- [WRITTEN PROBLEM]
In the snow dog thread, on what date does Misi say the year in the mountains will begin?

- [PASSAGE TO READ]
— Start —
# My beautiful snow dog



## Misi (Jul 13, 2009)

At a friend's mountain retreat in the Apennines:


----------



## Sled dog hotel (Aug 11, 2010)

She is truly Beautiful, wonderful dogs, I was lucky enough to have one in the past and he was a real treasure too.


----------



## JordanWalker (Aug 13, 2013)

The first word I say when I saw this pic was "WOW". She is really such a beauty. I want to have a snow dog as well. Hope to have one in the near future.


----------



## Misi (Jul 13, 2009)

She's had such a fabulous time over Christmas and New Year up in the mountains. We're going to be spending a year up there, starting on 17th January, so we're all super excited!!


----------



## Born to Boogie (Oct 1, 2010)

Lovely girl &#128522;&#128522;


----------



## Hagrid (Dec 10, 2014)

My goodness what a beautiful dog! And lovely to see her enjoying the snow.


----------



## Mabel2 (Jan 7, 2015)

Waoo she is really so cute


----------



## noushka05 (Mar 28, 2008)
— End —
- [RECORD EXTRACTS]
— Start —
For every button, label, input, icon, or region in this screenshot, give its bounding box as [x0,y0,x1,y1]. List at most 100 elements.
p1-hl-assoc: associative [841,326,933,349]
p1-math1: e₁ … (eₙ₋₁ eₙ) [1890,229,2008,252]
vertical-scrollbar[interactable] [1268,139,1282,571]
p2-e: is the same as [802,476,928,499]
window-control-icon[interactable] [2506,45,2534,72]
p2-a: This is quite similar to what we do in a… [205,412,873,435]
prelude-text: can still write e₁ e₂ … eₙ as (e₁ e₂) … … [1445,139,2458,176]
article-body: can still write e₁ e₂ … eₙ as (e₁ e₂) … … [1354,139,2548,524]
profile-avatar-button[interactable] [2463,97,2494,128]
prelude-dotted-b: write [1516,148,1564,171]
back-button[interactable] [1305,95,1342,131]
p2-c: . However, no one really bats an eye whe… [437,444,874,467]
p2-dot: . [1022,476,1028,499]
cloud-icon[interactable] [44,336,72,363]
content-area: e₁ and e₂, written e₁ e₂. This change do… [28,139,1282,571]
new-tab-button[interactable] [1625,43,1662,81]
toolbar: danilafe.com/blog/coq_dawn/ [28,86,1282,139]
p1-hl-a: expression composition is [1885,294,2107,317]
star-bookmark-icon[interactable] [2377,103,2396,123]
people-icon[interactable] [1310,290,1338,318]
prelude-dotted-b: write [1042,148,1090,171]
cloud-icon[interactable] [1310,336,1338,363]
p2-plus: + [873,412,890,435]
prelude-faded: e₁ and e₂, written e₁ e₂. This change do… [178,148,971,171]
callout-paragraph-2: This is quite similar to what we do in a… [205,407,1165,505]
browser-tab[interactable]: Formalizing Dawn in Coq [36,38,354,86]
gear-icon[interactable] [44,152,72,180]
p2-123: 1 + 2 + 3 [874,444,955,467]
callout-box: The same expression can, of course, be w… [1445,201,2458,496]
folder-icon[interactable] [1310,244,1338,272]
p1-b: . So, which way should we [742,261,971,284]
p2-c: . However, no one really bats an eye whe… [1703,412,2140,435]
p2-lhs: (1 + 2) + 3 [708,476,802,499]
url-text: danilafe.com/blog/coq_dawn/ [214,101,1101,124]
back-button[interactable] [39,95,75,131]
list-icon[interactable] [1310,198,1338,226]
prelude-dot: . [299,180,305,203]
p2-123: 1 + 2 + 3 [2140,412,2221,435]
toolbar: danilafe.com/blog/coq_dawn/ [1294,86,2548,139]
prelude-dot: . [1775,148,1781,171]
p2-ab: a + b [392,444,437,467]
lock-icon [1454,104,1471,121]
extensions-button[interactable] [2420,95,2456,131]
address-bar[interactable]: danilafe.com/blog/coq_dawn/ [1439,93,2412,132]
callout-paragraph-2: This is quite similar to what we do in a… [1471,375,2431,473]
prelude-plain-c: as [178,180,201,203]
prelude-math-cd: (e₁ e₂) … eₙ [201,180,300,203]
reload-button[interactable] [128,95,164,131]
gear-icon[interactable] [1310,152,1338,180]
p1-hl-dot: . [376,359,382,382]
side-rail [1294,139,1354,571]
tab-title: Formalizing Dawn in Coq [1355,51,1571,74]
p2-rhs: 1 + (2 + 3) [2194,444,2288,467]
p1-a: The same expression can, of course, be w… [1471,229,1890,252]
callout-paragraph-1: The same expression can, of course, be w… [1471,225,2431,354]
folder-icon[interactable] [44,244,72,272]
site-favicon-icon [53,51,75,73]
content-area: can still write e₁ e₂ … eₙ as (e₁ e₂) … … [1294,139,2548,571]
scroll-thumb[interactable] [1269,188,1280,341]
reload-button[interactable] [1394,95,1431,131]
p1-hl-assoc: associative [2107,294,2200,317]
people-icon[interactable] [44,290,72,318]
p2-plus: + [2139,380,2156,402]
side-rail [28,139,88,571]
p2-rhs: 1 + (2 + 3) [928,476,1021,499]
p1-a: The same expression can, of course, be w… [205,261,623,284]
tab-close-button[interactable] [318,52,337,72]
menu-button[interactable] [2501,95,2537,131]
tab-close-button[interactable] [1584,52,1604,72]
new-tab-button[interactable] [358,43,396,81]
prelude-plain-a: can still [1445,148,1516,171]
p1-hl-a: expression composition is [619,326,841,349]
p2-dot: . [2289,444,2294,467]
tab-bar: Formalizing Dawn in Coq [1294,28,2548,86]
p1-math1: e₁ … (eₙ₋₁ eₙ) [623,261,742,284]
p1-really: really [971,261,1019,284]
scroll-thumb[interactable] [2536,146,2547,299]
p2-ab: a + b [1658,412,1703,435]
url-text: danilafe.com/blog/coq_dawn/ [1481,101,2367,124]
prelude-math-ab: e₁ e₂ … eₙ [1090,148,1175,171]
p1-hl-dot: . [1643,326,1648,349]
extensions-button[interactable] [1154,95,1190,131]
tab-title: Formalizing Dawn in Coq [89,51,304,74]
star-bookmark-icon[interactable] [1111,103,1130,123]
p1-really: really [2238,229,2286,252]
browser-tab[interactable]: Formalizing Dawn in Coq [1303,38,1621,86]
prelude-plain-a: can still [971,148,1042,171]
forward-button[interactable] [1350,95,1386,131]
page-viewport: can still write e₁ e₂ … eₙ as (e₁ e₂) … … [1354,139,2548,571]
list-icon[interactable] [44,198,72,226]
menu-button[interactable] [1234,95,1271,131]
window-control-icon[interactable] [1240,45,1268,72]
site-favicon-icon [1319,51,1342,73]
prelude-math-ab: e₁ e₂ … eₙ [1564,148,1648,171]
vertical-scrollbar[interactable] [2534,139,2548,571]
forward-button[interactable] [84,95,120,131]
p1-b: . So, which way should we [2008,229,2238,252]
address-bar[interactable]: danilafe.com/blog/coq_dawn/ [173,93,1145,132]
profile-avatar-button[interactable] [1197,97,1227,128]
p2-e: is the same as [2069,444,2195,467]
— End —
- [ANSWER]
17th January